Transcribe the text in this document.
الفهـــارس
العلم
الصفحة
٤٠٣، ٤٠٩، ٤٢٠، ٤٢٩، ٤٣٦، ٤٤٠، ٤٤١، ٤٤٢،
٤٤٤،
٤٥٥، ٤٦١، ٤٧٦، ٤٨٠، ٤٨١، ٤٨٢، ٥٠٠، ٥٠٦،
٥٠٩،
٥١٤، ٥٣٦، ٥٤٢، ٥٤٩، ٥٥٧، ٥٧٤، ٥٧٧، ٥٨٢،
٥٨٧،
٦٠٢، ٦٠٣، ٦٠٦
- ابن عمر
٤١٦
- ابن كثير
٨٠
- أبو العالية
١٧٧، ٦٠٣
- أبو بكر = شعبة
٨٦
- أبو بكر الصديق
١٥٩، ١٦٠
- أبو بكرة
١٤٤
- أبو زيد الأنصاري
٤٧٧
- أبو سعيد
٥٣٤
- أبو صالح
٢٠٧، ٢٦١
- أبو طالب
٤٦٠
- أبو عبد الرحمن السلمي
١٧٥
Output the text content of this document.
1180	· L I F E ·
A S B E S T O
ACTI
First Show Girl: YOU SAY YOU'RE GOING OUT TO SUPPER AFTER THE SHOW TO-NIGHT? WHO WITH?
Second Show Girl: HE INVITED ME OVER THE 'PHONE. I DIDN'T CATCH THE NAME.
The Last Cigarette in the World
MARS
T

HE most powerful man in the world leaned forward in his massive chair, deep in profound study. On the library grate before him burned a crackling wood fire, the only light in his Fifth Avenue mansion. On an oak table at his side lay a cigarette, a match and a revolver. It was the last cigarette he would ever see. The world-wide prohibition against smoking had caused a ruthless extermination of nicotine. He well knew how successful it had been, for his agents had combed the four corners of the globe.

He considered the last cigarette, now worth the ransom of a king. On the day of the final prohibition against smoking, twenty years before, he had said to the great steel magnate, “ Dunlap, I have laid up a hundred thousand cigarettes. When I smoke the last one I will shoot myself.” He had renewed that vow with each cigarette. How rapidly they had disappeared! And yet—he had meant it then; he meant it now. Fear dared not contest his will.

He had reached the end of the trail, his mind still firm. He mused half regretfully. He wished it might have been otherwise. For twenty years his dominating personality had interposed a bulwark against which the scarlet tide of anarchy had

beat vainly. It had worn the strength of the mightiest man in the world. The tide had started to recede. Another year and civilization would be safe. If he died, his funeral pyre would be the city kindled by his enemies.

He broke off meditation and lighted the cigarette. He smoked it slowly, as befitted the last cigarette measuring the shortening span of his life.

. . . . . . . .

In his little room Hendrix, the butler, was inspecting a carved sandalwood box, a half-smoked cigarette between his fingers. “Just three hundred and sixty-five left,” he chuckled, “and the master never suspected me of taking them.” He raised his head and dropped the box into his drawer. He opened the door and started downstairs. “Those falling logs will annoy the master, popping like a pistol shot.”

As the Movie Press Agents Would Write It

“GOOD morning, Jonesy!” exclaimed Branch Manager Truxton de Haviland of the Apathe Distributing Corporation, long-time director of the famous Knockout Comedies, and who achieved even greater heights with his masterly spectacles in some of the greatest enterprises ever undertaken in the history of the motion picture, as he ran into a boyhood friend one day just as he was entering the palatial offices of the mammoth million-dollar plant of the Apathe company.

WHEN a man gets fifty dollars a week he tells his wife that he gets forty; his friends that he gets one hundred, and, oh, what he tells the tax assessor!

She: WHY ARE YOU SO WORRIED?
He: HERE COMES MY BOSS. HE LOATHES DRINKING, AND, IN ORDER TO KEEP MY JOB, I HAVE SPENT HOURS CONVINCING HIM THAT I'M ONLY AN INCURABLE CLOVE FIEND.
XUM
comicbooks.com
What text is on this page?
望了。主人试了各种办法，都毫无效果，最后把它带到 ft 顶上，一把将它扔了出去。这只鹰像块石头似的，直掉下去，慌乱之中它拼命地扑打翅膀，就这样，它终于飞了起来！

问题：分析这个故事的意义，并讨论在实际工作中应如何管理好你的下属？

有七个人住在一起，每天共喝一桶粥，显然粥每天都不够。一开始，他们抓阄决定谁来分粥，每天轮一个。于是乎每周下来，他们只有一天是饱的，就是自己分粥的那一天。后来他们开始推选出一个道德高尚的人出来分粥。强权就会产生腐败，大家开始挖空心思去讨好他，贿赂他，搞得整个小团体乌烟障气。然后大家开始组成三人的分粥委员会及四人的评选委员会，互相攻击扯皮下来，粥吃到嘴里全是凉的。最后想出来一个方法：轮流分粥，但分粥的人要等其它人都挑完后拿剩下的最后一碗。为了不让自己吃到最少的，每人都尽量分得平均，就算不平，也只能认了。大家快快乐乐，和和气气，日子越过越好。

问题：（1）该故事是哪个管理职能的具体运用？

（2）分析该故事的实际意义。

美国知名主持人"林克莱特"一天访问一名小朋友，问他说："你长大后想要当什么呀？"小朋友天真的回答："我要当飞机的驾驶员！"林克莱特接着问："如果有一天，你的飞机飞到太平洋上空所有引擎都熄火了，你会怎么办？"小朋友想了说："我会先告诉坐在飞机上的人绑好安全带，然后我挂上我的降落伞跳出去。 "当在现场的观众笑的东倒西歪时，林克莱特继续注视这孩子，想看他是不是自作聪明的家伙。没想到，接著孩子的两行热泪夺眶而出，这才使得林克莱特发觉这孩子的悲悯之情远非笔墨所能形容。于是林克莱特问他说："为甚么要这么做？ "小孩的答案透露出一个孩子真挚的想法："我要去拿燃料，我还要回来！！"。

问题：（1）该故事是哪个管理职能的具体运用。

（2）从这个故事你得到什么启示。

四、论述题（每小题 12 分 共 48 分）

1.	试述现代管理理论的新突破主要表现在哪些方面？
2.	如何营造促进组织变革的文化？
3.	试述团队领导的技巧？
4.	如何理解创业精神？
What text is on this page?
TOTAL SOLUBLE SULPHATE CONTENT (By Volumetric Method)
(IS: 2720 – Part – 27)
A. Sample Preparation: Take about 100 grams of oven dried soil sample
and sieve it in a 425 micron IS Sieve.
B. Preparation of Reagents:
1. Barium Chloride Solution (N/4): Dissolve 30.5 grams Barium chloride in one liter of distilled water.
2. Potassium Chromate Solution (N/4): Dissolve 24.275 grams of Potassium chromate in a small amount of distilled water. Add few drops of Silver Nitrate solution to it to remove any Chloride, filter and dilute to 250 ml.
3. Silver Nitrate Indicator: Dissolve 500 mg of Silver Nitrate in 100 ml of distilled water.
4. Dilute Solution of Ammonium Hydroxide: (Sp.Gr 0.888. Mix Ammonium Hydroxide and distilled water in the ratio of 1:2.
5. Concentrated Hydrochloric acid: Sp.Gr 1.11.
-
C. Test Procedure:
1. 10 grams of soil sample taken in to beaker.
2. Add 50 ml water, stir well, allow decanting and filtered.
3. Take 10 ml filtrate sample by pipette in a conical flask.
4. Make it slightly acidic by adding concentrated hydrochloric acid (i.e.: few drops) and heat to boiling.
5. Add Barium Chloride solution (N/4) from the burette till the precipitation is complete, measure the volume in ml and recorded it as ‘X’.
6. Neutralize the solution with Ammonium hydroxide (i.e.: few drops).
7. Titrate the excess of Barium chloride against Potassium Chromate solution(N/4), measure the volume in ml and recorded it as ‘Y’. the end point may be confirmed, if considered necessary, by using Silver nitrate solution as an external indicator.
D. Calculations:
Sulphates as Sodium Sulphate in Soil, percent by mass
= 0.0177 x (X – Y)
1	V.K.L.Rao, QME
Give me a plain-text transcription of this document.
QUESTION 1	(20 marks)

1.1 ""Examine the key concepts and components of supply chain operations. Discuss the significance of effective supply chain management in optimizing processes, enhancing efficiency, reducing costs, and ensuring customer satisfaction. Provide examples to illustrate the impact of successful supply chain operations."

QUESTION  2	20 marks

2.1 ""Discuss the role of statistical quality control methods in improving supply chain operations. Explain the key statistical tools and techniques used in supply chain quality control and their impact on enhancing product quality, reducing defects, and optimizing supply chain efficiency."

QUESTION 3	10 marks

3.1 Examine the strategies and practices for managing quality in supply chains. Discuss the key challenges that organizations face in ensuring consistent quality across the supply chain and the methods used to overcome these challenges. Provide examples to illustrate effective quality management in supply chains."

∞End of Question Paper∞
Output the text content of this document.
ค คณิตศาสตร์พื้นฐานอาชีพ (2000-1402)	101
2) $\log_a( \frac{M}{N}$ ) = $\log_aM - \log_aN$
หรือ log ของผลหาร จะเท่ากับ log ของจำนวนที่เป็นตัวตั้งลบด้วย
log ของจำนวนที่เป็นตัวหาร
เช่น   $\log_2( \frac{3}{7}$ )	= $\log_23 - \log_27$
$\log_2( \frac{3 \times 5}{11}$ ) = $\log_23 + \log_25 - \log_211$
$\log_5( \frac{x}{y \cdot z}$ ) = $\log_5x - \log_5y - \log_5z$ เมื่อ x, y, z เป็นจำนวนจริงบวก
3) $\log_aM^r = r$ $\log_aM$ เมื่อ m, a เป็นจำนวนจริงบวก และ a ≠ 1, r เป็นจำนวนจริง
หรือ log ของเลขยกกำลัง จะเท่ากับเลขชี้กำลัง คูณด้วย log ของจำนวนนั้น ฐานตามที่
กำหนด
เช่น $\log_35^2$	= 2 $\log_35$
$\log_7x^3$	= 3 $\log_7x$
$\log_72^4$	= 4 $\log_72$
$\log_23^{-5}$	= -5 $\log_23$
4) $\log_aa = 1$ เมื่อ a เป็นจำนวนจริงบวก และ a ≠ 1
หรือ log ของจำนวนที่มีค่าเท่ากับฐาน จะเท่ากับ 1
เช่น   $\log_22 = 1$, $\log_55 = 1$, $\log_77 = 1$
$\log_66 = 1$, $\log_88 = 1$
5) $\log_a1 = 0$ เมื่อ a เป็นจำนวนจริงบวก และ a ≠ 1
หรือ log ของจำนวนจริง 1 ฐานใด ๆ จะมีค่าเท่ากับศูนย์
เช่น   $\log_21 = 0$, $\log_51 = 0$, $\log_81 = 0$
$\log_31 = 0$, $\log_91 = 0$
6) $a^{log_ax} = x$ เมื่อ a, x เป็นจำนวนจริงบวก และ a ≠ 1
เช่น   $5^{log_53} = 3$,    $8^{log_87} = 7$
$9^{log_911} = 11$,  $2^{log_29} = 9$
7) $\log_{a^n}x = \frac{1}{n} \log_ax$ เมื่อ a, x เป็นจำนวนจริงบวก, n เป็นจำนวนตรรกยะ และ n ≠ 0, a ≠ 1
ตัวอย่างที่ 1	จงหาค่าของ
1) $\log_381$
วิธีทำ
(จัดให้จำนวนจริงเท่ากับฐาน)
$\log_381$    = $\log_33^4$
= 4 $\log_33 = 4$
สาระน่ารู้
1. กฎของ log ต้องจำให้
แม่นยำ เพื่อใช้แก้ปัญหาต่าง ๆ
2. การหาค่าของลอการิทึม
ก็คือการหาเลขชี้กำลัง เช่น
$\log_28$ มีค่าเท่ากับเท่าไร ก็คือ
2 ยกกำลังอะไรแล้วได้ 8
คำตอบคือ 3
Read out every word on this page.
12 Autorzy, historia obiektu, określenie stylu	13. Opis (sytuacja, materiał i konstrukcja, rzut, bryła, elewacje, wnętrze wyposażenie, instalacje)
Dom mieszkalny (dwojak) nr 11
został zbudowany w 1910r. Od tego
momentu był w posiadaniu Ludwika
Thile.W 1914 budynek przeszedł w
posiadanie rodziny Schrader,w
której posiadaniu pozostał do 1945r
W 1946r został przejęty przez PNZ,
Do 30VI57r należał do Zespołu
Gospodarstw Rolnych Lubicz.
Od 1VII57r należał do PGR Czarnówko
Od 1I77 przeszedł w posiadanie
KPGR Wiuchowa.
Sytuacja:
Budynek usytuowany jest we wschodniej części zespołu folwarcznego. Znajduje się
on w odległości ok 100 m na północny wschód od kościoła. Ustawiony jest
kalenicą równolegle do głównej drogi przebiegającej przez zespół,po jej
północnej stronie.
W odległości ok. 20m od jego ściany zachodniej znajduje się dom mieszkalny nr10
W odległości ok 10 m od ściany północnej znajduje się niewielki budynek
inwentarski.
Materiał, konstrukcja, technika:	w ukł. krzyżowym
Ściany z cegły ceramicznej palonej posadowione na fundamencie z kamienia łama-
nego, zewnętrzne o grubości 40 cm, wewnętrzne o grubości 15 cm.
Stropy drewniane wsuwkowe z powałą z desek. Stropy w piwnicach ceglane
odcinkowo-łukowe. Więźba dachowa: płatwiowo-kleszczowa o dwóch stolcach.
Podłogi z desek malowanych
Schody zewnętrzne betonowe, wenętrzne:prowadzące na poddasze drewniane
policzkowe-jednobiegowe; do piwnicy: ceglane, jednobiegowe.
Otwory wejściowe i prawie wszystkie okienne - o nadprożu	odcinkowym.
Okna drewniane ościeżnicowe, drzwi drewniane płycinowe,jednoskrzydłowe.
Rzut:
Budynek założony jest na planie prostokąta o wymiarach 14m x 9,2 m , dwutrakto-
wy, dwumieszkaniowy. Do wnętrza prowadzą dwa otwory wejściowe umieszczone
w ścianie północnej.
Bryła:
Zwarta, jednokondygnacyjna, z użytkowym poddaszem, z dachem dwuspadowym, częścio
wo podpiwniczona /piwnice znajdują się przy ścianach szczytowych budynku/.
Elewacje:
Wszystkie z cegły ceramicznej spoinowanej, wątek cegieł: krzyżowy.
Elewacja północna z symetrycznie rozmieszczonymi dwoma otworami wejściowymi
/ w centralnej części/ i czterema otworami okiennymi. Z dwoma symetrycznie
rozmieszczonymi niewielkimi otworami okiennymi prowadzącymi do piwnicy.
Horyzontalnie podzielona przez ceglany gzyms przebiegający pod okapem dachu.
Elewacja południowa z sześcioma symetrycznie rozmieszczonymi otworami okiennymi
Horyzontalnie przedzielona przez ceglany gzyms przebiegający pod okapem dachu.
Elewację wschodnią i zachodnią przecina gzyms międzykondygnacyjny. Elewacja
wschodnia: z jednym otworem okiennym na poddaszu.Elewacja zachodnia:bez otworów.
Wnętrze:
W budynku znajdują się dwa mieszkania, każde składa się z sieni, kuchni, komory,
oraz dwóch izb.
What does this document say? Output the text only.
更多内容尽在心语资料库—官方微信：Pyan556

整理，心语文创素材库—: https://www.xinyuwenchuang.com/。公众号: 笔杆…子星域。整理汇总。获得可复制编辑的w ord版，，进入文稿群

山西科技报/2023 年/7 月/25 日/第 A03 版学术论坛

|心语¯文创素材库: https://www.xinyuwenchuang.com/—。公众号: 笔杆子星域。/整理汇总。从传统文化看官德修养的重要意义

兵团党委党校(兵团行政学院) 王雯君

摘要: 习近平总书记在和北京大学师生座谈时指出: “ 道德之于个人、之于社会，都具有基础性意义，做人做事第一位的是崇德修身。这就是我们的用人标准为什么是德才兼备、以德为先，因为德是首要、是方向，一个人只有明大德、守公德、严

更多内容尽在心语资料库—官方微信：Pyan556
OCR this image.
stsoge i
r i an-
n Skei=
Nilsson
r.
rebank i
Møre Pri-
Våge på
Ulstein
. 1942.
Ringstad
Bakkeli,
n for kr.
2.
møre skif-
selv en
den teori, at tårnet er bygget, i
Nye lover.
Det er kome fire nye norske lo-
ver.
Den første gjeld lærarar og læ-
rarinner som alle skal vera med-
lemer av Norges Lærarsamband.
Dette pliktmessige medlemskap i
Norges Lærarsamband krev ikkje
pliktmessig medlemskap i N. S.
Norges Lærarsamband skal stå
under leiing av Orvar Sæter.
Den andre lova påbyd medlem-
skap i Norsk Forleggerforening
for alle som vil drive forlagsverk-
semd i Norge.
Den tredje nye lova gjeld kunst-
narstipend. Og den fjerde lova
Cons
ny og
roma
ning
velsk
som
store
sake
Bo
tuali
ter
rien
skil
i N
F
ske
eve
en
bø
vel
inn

^^^^^^^^

**Problem statement:** Write out exactly the lines of the entries above that run from the line containing "What does this" through the last line, including both.

**Exercise result:**
What does this document say? Output the text only.
更多内容尽在心语资料库—官方微信：Pyan556

整理，心语文创素材库—: https://www.xinyuwenchuang.com/。公众号: 笔杆…子星域。整理汇总。获得可复制编辑的w ord版，，进入文稿群

山西科技报/2023 年/7 月/25 日/第 A03 版学术论坛

|心语¯文创素材库: https://www.xinyuwenchuang.com/—。公众号: 笔杆子星域。/整理汇总。从传统文化看官德修养的重要意义

兵团党委党校(兵团行政学院) 王雯君

摘要: 习近平总书记在和北京大学师生座谈时指出: “ 道德之于个人、之于社会，都具有基础性意义，做人做事第一位的是崇德修身。这就是我们的用人标准为什么是德才兼备、以德为先，因为德是首要、是方向，一个人只有明大德、守公德、严

更多内容尽在心语资料库—官方微信：Pyan556
OCR this image.
stsoge i
r i an-
n Skei=
Nilsson
r.
rebank i
Møre Pri-
Våge på
Ulstein
. 1942.
Ringstad
Bakkeli,
n for kr.
2.
møre skif-
selv en
den teori, at tårnet er bygget, i
Nye lover.
Det er kome fire nye norske lo-
ver.
Den første gjeld lærarar og læ-
rarinner som alle skal vera med-
lemer av Norges Lærarsamband.
Dette pliktmessige medlemskap i
Norges Lærarsamband krev ikkje
pliktmessig medlemskap i N. S.
Norges Lærarsamband skal stå
under leiing av Orvar Sæter.
Den andre lova påbyd medlem-
skap i Norsk Forleggerforening
for alle som vil drive forlagsverk-
semd i Norge.
Den tredje nye lova gjeld kunst-
narstipend. Og den fjerde lova
Cons
ny og
roma
ning
velsk
som
store
sake
Bo
tuali
ter
rien
skil
i N
F
ske
eve
en
bø
vel
inn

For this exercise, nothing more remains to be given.